__What to produce__.
Each entry must appear again exactly as it does in the source.

* BEGIN *

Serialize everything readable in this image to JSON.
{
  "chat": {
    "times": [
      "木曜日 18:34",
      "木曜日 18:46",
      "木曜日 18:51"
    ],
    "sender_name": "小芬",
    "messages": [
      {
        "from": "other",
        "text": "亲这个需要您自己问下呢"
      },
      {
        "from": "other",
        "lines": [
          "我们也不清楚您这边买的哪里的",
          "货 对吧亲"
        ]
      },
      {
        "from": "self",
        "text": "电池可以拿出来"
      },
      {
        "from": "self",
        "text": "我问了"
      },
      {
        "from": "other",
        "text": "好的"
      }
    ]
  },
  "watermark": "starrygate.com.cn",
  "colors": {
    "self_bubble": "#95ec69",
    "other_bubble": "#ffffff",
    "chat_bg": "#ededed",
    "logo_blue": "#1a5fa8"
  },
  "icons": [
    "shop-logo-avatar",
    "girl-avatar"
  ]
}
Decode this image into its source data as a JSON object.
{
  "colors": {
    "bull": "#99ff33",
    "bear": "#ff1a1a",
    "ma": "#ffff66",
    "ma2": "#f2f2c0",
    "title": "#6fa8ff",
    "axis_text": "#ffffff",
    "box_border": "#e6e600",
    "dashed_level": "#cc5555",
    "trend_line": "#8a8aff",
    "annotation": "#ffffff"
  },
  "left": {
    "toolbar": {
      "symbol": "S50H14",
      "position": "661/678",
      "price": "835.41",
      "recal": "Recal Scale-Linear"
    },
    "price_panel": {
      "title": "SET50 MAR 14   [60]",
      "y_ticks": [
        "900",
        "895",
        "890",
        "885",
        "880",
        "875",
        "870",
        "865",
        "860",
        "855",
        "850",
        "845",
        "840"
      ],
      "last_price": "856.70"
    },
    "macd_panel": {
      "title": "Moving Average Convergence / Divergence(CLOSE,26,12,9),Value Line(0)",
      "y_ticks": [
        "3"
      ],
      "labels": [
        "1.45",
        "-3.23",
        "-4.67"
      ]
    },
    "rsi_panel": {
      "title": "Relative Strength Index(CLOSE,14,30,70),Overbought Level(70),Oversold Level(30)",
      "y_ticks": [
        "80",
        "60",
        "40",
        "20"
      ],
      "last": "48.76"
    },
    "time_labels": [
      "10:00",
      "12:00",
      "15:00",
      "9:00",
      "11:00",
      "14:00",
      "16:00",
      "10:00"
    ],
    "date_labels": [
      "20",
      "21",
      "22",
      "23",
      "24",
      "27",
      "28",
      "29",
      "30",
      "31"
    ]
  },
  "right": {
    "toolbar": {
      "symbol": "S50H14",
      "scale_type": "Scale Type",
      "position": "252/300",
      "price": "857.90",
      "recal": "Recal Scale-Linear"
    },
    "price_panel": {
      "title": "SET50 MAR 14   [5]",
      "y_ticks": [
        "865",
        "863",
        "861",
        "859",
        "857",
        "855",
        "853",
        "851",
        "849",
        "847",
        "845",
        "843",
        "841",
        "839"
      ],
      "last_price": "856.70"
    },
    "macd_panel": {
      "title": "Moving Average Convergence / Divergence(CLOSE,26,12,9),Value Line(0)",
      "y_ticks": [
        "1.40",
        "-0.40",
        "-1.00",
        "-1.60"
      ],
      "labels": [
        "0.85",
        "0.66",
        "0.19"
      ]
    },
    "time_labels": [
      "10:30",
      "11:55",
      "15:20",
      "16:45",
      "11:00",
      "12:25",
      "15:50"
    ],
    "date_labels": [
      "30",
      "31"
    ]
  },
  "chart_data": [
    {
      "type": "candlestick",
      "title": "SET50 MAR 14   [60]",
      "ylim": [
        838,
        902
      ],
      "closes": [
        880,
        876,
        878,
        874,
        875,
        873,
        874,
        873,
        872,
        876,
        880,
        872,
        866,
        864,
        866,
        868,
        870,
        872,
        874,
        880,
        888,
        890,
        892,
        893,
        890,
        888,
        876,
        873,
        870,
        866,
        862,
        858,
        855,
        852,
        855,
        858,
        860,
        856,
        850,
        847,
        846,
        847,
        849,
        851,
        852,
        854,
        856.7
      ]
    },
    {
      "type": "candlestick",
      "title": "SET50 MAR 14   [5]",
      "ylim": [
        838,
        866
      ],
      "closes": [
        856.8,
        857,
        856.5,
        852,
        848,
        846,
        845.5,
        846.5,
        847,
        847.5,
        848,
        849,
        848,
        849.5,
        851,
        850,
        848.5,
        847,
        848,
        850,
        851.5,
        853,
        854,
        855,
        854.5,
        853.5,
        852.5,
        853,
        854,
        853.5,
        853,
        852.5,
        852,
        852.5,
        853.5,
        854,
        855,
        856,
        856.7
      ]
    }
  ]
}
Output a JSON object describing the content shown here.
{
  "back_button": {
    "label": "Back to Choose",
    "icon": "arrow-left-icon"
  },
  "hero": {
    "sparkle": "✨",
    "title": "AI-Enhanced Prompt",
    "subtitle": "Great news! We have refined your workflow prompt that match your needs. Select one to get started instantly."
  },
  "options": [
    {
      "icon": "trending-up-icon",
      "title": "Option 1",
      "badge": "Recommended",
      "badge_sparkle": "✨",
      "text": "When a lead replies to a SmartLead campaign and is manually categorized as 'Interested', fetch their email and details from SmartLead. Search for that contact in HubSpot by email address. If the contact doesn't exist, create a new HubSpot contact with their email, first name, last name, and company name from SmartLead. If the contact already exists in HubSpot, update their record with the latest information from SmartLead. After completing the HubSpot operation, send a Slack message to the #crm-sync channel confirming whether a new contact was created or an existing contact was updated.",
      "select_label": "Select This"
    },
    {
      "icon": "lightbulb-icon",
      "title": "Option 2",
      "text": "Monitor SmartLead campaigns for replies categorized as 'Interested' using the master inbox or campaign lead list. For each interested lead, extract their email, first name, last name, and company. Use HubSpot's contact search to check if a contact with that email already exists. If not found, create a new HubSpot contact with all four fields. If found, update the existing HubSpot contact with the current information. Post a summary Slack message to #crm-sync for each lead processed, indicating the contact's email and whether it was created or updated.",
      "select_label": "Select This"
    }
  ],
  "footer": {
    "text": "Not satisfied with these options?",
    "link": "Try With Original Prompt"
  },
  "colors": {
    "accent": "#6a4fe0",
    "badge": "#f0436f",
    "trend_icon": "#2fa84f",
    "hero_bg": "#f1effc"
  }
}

* END *

__Reply__.
Serialize everything readable in this image to JSON.
{
  "chat": {
    "times": [
      "木曜日 18:34",
      "木曜日 18:46",
      "木曜日 18:51"
    ],
    "sender_name": "小芬",
    "messages": [
      {
        "from": "other",
        "text": "亲这个需要您自己问下呢"
      },
      {
        "from": "other",
        "lines": [
          "我们也不清楚您这边买的哪里的",
          "货 对吧亲"
        ]
      },
      {
        "from": "self",
        "text": "电池可以拿出来"
      },
      {
        "from": "self",
        "text": "我问了"
      },
      {
        "from": "other",
        "text": "好的"
      }
    ]
  },
  "watermark": "starrygate.com.cn",
  "colors": {
    "self_bubble": "#95ec69",
    "other_bubble": "#ffffff",
    "chat_bg": "#ededed",
    "logo_blue": "#1a5fa8"
  },
  "icons": [
    "shop-logo-avatar",
    "girl-avatar"
  ]
}
Decode this image into its source data as a JSON object.
{
  "colors": {
    "bull": "#99ff33",
    "bear": "#ff1a1a",
    "ma": "#ffff66",
    "ma2": "#f2f2c0",
    "title": "#6fa8ff",
    "axis_text": "#ffffff",
    "box_border": "#e6e600",
    "dashed_level": "#cc5555",
    "trend_line": "#8a8aff",
    "annotation": "#ffffff"
  },
  "left": {
    "toolbar": {
      "symbol": "S50H14",
      "position": "661/678",
      "price": "835.41",
      "recal": "Recal Scale-Linear"
    },
    "price_panel": {
      "title": "SET50 MAR 14   [60]",
      "y_ticks": [
        "900",
        "895",
        "890",
        "885",
        "880",
        "875",
        "870",
        "865",
        "860",
        "855",
        "850",
        "845",
        "840"
      ],
      "last_price": "856.70"
    },
    "macd_panel": {
      "title": "Moving Average Convergence / Divergence(CLOSE,26,12,9),Value Line(0)",
      "y_ticks": [
        "3"
      ],
      "labels": [
        "1.45",
        "-3.23",
        "-4.67"
      ]
    },
    "rsi_panel": {
      "title": "Relative Strength Index(CLOSE,14,30,70),Overbought Level(70),Oversold Level(30)",
      "y_ticks": [
        "80",
        "60",
        "40",
        "20"
      ],
      "last": "48.76"
    },
    "time_labels": [
      "10:00",
      "12:00",
      "15:00",
      "9:00",
      "11:00",
      "14:00",
      "16:00",
      "10:00"
    ],
    "date_labels": [
      "20",
      "21",
      "22",
      "23",
      "24",
      "27",
      "28",
      "29",
      "30",
      "31"
    ]
  },
  "right": {
    "toolbar": {
      "symbol": "S50H14",
      "scale_type": "Scale Type",
      "position": "252/300",
      "price": "857.90",
      "recal": "Recal Scale-Linear"
    },
    "price_panel": {
      "title": "SET50 MAR 14   [5]",
      "y_ticks": [
        "865",
        "863",
        "861",
        "859",
        "857",
        "855",
        "853",
        "851",
        "849",
        "847",
        "845",
        "843",
        "841",
        "839"
      ],
      "last_price": "856.70"
    },
    "macd_panel": {
      "title": "Moving Average Convergence / Divergence(CLOSE,26,12,9),Value Line(0)",
      "y_ticks": [
        "1.40",
        "-0.40",
        "-1.00",
        "-1.60"
      ],
      "labels": [
        "0.85",
        "0.66",
        "0.19"
      ]
    },
    "time_labels": [
      "10:30",
      "11:55",
      "15:20",
      "16:45",
      "11:00",
      "12:25",
      "15:50"
    ],
    "date_labels": [
      "30",
      "31"
    ]
  },
  "chart_data": [
    {
      "type": "candlestick",
      "title": "SET50 MAR 14   [60]",
      "ylim": [
        838,
        902
      ],
      "closes": [
        880,
        876,
        878,
        874,
        875,
        873,
        874,
        873,
        872,
        876,
        880,
        872,
        866,
        864,
        866,
        868,
        870,
        872,
        874,
        880,
        888,
        890,
        892,
        893,
        890,
        888,
        876,
        873,
        870,
        866,
        862,
        858,
        855,
        852,
        855,
        858,
        860,
        856,
        850,
        847,
        846,
        847,
        849,
        851,
        852,
        854,
        856.7
      ]
    },
    {
      "type": "candlestick",
      "title": "SET50 MAR 14   [5]",
      "ylim": [
        838,
        866
      ],
      "closes": [
        856.8,
        857,
        856.5,
        852,
        848,
        846,
        845.5,
        846.5,
        847,
        847.5,
        848,
        849,
        848,
        849.5,
        851,
        850,
        848.5,
        847,
        848,
        850,
        851.5,
        853,
        854,
        855,
        854.5,
        853.5,
        852.5,
        853,
        854,
        853.5,
        853,
        852.5,
        852,
        852.5,
        853.5,
        854,
        855,
        856,
        856.7
      ]
    }
  ]
}
Output a JSON object describing the content shown here.
{
  "back_button": {
    "label": "Back to Choose",
    "icon": "arrow-left-icon"
  },
  "hero": {
    "sparkle": "✨",
    "title": "AI-Enhanced Prompt",
    "subtitle": "Great news! We have refined your workflow prompt that match your needs. Select one to get started instantly."
  },
  "options": [
    {
      "icon": "trending-up-icon",
      "title": "Option 1",
      "badge": "Recommended",
      "badge_sparkle": "✨",
      "text": "When a lead replies to a SmartLead campaign and is manually categorized as 'Interested', fetch their email and details from SmartLead. Search for that contact in HubSpot by email address. If the contact doesn't exist, create a new HubSpot contact with their email, first name, last name, and company name from SmartLead. If the contact already exists in HubSpot, update their record with the latest information from SmartLead. After completing the HubSpot operation, send a Slack message to the #crm-sync channel confirming whether a new contact was created or an existing contact was updated.",
      "select_label": "Select This"
    },
    {
      "icon": "lightbulb-icon",
      "title": "Option 2",
      "text": "Monitor SmartLead campaigns for replies categorized as 'Interested' using the master inbox or campaign lead list. For each interested lead, extract their email, first name, last name, and company. Use HubSpot's contact search to check if a contact with that email already exists. If not found, create a new HubSpot contact with all four fields. If found, update the existing HubSpot contact with the current information. Post a summary Slack message to #crm-sync for each lead processed, indicating the contact's email and whether it was created or updated.",
      "select_label": "Select This"
    }
  ],
  "footer": {
    "text": "Not satisfied with these options?",
    "link": "Try With Original Prompt"
  },
  "colors": {
    "accent": "#6a4fe0",
    "badge": "#f0436f",
    "trend_icon": "#2fa84f",
    "hero_bg": "#f1effc"
  }
}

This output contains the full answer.